(Problem) Please determine how many lines of the material include the word "count", and respond with nothing but that number.

(Data provided)
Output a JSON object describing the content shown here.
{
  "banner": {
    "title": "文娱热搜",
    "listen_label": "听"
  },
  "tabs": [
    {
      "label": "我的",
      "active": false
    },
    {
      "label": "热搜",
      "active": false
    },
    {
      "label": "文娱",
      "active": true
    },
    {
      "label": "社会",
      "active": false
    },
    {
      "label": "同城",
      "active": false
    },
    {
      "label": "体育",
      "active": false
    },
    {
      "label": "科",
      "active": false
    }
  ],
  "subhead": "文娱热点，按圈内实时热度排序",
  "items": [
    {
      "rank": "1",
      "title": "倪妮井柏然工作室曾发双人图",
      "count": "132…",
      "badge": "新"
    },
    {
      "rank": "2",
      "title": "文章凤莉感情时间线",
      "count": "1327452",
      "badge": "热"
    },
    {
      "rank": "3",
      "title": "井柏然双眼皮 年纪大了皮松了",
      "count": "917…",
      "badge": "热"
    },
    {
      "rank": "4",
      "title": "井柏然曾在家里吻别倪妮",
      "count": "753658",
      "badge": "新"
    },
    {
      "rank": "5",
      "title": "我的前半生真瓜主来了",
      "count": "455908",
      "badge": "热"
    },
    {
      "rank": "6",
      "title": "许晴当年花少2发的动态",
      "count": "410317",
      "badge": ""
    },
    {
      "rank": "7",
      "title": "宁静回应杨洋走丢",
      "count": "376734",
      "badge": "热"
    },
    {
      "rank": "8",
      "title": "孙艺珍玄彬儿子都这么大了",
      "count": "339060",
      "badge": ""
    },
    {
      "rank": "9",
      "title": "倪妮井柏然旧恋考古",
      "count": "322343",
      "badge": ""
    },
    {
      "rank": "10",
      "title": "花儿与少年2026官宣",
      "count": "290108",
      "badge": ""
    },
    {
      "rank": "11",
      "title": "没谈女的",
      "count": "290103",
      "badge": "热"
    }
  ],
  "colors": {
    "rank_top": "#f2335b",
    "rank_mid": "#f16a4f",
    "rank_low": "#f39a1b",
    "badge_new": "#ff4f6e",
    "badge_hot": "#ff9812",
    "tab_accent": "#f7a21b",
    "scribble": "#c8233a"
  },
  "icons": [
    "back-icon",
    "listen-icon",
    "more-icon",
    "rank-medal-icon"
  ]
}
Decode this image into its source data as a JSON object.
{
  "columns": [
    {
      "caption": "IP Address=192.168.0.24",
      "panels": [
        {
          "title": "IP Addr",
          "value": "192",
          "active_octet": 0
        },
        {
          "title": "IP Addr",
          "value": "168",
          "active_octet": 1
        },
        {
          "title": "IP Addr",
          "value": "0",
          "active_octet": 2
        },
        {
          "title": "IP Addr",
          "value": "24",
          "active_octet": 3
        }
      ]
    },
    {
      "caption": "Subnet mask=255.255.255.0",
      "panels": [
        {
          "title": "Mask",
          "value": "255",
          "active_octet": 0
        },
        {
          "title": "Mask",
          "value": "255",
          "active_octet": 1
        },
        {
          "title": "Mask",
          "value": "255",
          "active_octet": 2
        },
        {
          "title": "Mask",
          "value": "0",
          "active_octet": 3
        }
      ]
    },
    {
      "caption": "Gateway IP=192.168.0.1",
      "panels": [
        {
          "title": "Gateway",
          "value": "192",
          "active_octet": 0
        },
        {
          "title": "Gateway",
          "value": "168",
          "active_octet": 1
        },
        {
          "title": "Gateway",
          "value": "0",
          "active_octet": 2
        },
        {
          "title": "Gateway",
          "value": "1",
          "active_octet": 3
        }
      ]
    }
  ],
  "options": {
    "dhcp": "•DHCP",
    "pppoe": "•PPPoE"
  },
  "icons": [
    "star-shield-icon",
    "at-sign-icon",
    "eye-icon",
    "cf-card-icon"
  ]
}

(Written response) 11